Extract the listing below in full, unchanged.

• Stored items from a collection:
--- Begin ---

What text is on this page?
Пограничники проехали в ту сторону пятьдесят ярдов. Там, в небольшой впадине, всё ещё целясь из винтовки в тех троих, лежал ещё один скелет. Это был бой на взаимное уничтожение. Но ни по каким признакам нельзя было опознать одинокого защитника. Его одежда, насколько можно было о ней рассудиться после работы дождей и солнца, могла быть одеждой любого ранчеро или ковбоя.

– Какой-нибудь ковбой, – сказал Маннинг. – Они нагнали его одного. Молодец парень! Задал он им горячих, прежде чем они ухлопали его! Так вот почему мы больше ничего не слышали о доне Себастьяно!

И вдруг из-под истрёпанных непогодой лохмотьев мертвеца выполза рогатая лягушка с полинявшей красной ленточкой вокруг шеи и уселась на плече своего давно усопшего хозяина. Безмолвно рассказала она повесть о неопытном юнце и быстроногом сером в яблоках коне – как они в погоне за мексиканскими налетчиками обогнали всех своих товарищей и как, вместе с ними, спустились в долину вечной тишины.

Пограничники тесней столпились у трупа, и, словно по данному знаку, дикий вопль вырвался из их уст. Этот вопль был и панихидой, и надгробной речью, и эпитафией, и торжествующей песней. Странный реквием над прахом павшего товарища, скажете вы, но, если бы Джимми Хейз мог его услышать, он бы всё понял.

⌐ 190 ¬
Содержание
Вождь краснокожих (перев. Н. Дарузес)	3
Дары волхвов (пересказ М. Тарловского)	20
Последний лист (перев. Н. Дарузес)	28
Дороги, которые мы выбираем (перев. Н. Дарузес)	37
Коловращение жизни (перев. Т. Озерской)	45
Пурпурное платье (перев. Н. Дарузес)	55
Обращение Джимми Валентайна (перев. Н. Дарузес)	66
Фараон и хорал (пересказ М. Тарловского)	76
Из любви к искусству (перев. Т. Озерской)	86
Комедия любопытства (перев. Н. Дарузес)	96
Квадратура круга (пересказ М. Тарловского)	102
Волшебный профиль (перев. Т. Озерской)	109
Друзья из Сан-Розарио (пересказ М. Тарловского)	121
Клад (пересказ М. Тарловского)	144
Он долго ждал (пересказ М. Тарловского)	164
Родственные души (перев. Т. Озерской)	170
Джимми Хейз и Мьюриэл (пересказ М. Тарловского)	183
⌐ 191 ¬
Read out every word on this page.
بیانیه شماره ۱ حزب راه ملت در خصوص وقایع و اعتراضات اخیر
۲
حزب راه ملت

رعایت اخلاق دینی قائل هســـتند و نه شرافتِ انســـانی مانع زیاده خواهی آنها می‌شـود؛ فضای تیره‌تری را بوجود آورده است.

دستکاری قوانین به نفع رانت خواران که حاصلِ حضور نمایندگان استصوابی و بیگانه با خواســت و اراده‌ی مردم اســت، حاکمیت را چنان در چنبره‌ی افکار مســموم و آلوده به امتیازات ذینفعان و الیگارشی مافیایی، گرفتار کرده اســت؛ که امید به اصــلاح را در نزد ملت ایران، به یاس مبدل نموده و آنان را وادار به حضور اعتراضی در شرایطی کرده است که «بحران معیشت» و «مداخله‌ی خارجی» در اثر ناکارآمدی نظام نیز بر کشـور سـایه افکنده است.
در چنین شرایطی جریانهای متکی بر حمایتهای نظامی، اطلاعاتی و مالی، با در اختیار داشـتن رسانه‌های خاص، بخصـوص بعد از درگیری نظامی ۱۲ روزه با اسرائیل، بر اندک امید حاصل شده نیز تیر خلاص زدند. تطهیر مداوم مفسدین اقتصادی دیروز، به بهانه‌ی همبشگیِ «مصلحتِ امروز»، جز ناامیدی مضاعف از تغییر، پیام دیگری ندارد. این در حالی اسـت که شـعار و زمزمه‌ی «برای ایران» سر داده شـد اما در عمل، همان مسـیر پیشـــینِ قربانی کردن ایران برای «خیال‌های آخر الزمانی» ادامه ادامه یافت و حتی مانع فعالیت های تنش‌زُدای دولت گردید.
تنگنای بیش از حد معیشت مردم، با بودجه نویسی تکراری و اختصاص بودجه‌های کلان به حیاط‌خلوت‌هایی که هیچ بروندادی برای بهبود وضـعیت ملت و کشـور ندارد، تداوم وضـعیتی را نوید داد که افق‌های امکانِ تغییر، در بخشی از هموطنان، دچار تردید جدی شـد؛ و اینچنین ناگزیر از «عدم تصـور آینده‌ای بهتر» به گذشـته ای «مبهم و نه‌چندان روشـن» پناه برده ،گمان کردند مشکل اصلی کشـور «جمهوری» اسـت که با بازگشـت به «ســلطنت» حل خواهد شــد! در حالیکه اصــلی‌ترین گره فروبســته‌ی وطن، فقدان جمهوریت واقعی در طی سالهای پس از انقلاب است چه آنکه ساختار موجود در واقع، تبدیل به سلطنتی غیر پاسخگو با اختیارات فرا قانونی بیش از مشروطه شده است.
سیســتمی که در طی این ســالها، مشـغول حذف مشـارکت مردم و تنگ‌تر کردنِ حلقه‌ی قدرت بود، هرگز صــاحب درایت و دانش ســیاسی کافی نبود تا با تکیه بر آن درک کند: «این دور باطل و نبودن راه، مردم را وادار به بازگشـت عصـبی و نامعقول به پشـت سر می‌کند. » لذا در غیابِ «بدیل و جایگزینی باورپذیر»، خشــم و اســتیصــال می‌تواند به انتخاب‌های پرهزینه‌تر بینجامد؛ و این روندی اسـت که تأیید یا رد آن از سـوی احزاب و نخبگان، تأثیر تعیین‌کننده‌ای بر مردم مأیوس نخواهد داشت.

--- End ---

• RESULT:
What text is on this page?
Пограничники проехали в ту сторону пятьдесят ярдов. Там, в небольшой впадине, всё ещё целясь из винтовки в тех троих, лежал ещё один скелет. Это был бой на взаимное уничтожение. Но ни по каким признакам нельзя было опознать одинокого защитника. Его одежда, насколько можно было о ней рассудиться после работы дождей и солнца, могла быть одеждой любого ранчеро или ковбоя.

– Какой-нибудь ковбой, – сказал Маннинг. – Они нагнали его одного. Молодец парень! Задал он им горячих, прежде чем они ухлопали его! Так вот почему мы больше ничего не слышали о доне Себастьяно!

И вдруг из-под истрёпанных непогодой лохмотьев мертвеца выполза рогатая лягушка с полинявшей красной ленточкой вокруг шеи и уселась на плече своего давно усопшего хозяина. Безмолвно рассказала она повесть о неопытном юнце и быстроногом сером в яблоках коне – как они в погоне за мексиканскими налетчиками обогнали всех своих товарищей и как, вместе с ними, спустились в долину вечной тишины.

Пограничники тесней столпились у трупа, и, словно по данному знаку, дикий вопль вырвался из их уст. Этот вопль был и панихидой, и надгробной речью, и эпитафией, и торжествующей песней. Странный реквием над прахом павшего товарища, скажете вы, но, если бы Джимми Хейз мог его услышать, он бы всё понял.

⌐ 190 ¬
Содержание
Вождь краснокожих (перев. Н. Дарузес)	3
Дары волхвов (пересказ М. Тарловского)	20
Последний лист (перев. Н. Дарузес)	28
Дороги, которые мы выбираем (перев. Н. Дарузес)	37
Коловращение жизни (перев. Т. Озерской)	45
Пурпурное платье (перев. Н. Дарузес)	55
Обращение Джимми Валентайна (перев. Н. Дарузес)	66
Фараон и хорал (пересказ М. Тарловского)	76
Из любви к искусству (перев. Т. Озерской)	86
Комедия любопытства (перев. Н. Дарузес)	96
Квадратура круга (пересказ М. Тарловского)	102
Волшебный профиль (перев. Т. Озерской)	109
Друзья из Сан-Розарио (пересказ М. Тарловского)	121
Клад (пересказ М. Тарловского)	144
Он долго ждал (пересказ М. Тарловского)	164
Родственные души (перев. Т. Озерской)	170
Джимми Хейз и Мьюриэл (пересказ М. Тарловского)	183
⌐ 191 ¬
Read out every word on this page.
بیانیه شماره ۱ حزب راه ملت در خصوص وقایع و اعتراضات اخیر
۲
حزب راه ملت

رعایت اخلاق دینی قائل هســـتند و نه شرافتِ انســـانی مانع زیاده خواهی آنها می‌شـود؛ فضای تیره‌تری را بوجود آورده است.

دستکاری قوانین به نفع رانت خواران که حاصلِ حضور نمایندگان استصوابی و بیگانه با خواســت و اراده‌ی مردم اســت، حاکمیت را چنان در چنبره‌ی افکار مســموم و آلوده به امتیازات ذینفعان و الیگارشی مافیایی، گرفتار کرده اســت؛ که امید به اصــلاح را در نزد ملت ایران، به یاس مبدل نموده و آنان را وادار به حضور اعتراضی در شرایطی کرده است که «بحران معیشت» و «مداخله‌ی خارجی» در اثر ناکارآمدی نظام نیز بر کشـور سـایه افکنده است.
در چنین شرایطی جریانهای متکی بر حمایتهای نظامی، اطلاعاتی و مالی، با در اختیار داشـتن رسانه‌های خاص، بخصـوص بعد از درگیری نظامی ۱۲ روزه با اسرائیل، بر اندک امید حاصل شده نیز تیر خلاص زدند. تطهیر مداوم مفسدین اقتصادی دیروز، به بهانه‌ی همبشگیِ «مصلحتِ امروز»، جز ناامیدی مضاعف از تغییر، پیام دیگری ندارد. این در حالی اسـت که شـعار و زمزمه‌ی «برای ایران» سر داده شـد اما در عمل، همان مسـیر پیشـــینِ قربانی کردن ایران برای «خیال‌های آخر الزمانی» ادامه ادامه یافت و حتی مانع فعالیت های تنش‌زُدای دولت گردید.
تنگنای بیش از حد معیشت مردم، با بودجه نویسی تکراری و اختصاص بودجه‌های کلان به حیاط‌خلوت‌هایی که هیچ بروندادی برای بهبود وضـعیت ملت و کشـور ندارد، تداوم وضـعیتی را نوید داد که افق‌های امکانِ تغییر، در بخشی از هموطنان، دچار تردید جدی شـد؛ و اینچنین ناگزیر از «عدم تصـور آینده‌ای بهتر» به گذشـته ای «مبهم و نه‌چندان روشـن» پناه برده ،گمان کردند مشکل اصلی کشـور «جمهوری» اسـت که با بازگشـت به «ســلطنت» حل خواهد شــد! در حالیکه اصــلی‌ترین گره فروبســته‌ی وطن، فقدان جمهوریت واقعی در طی سالهای پس از انقلاب است چه آنکه ساختار موجود در واقع، تبدیل به سلطنتی غیر پاسخگو با اختیارات فرا قانونی بیش از مشروطه شده است.
سیســتمی که در طی این ســالها، مشـغول حذف مشـارکت مردم و تنگ‌تر کردنِ حلقه‌ی قدرت بود، هرگز صــاحب درایت و دانش ســیاسی کافی نبود تا با تکیه بر آن درک کند: «این دور باطل و نبودن راه، مردم را وادار به بازگشـت عصـبی و نامعقول به پشـت سر می‌کند. » لذا در غیابِ «بدیل و جایگزینی باورپذیر»، خشــم و اســتیصــال می‌تواند به انتخاب‌های پرهزینه‌تر بینجامد؛ و این روندی اسـت که تأیید یا رد آن از سـوی احزاب و نخبگان، تأثیر تعیین‌کننده‌ای بر مردم مأیوس نخواهد داشت.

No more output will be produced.